Supplied text Start Marker

With more funding, and a small, nearby source of clean electricity and heat, the BCIT's Intelligent Grid could become an "island" -- completely independent of the main grid. Farhangi sees this as the model for other dense and urban areas.

Creating market incentives for smart grids

Especially since the "layer of intelligence" that makes up a smart grid can be built on existing infrastructure. If there's a power outage, for example, and the transmission line is outfitted with sensors and networked communications capabilities, the utility would instantly know where and how to fix it. It even opens up the potential for self-healing software that could fix the problem without human intervention.

"You're going to have increased reliability, security, flexibility. You're going to be able to integrate renewable energy a lot easier. You'll have a more efficient system -- not just consumer energy efficiency, but grid efficiency," explains Katherine Hamilton, president of the Washington D.C.-based GridWise alliance.

GridWise is an industry advocacy group. Its goal is to "try to create market incentives for smart grids that allow everybody to participate, whether you're a large company or a small company."

"We think there's room for everybody in this because it is sort of a brand new technology area that we think is ripe for innovation," says Hamilton.

Hamilton says her organization lobbied hard -- and successfully -- for smart grid stimulus funding. President Barack Obama has made smart grid technology a pillar in his clean energy plan, and last year put $3.4 billion of federal stimulus funding into 100 smart grid projects across the country.

"It allows our state regulators to see projects being put in place that are 50-50 cost shared so that the state isn't putting the entire onus on their own customers," Hamilton says. "That cost-share with the federal government limits the risk and it's going to really prove out all these different technologies. We think that's a huge piece of it."

Supplied text End Marker
Given records Start Marker

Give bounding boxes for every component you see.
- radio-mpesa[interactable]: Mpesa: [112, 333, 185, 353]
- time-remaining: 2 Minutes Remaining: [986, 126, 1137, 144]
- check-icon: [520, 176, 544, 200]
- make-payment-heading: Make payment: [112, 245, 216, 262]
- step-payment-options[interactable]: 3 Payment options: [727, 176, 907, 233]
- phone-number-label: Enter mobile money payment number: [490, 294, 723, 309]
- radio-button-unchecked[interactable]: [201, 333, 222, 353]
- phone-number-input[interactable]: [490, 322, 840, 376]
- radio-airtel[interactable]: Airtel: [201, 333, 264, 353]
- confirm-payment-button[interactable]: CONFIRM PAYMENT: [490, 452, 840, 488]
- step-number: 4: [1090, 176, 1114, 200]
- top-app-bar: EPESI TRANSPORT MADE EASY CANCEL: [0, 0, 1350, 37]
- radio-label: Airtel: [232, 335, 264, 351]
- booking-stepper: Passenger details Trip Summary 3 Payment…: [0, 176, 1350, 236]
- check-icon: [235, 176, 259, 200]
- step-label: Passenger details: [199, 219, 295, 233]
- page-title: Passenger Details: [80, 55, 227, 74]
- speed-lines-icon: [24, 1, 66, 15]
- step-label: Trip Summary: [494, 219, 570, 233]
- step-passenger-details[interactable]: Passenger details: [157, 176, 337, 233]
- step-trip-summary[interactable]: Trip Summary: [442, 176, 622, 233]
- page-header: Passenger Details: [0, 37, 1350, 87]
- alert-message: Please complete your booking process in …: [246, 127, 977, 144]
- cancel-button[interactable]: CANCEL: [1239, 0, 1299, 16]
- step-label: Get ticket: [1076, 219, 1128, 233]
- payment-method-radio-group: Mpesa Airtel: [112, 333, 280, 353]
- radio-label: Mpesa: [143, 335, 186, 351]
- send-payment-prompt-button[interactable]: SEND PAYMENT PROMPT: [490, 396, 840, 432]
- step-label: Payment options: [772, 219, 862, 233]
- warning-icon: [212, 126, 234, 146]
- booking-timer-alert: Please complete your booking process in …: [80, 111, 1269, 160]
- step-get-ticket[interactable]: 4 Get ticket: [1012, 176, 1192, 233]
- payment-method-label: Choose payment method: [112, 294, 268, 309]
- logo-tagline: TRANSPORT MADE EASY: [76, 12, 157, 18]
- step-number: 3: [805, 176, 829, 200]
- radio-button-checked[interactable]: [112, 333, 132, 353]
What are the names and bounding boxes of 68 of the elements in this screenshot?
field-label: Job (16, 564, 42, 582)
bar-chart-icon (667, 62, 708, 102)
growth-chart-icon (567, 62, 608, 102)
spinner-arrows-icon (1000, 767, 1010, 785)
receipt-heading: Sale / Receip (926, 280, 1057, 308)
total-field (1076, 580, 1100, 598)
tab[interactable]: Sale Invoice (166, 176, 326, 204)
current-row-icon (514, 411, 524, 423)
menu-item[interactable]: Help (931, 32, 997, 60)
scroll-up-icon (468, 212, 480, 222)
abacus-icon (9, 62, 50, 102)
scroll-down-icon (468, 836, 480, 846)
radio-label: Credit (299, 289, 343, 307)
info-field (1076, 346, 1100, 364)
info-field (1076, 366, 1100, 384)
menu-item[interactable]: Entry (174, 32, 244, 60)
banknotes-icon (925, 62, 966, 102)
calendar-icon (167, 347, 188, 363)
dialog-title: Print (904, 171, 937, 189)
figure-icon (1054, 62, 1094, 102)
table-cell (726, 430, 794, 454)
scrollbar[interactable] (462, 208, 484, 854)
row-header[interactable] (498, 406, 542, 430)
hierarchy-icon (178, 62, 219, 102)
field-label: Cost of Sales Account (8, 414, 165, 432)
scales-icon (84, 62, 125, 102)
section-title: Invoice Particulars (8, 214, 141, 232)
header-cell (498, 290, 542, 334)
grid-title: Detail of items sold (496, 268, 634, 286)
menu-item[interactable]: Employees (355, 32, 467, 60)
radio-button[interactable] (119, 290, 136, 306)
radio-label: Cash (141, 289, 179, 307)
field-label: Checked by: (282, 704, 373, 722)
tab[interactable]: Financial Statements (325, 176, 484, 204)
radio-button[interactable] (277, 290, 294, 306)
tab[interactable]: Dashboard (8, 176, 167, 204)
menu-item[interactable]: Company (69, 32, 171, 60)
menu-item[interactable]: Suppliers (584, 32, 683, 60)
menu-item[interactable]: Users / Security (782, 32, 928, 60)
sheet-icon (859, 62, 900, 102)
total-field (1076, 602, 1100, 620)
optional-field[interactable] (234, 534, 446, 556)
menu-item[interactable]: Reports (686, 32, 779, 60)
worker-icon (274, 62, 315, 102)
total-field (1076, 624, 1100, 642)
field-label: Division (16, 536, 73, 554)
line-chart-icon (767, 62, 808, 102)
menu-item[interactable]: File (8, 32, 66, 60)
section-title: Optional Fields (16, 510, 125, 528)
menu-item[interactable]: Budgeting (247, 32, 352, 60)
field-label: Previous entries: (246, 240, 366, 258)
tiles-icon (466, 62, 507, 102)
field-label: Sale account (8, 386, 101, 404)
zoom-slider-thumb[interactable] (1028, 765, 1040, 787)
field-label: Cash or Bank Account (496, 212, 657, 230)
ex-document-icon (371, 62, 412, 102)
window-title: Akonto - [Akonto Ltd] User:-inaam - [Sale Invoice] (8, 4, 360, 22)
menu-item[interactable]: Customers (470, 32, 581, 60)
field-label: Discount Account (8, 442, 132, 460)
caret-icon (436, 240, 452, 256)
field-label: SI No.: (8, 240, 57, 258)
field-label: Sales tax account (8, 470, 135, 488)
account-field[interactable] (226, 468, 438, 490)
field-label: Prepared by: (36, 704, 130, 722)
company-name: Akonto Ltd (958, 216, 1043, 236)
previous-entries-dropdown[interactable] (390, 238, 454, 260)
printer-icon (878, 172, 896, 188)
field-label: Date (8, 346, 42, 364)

Given records End Marker

= Activity list =
A) According to the smart grid article, how much federal stimulus funding was put into smart grid projects last year?
B) Print the part of the smart grid article between "Especially since the" and "without human intervention.", inclusive.
You won't need the listing for this.

= Per-task outputs =
A) $3.4 billion, spread across 100 smart grid projects nationwide.

B)
Especially since the "layer of intelligence" that makes up a smart grid can be built on existing infrastructure. If there's a power outage, for example, and the transmission line is outfitted with sensors and networked communications capabilities, the utility would instantly know where and how to fix it. It even opens up the potential for self-healing software that could fix the problem without human intervention.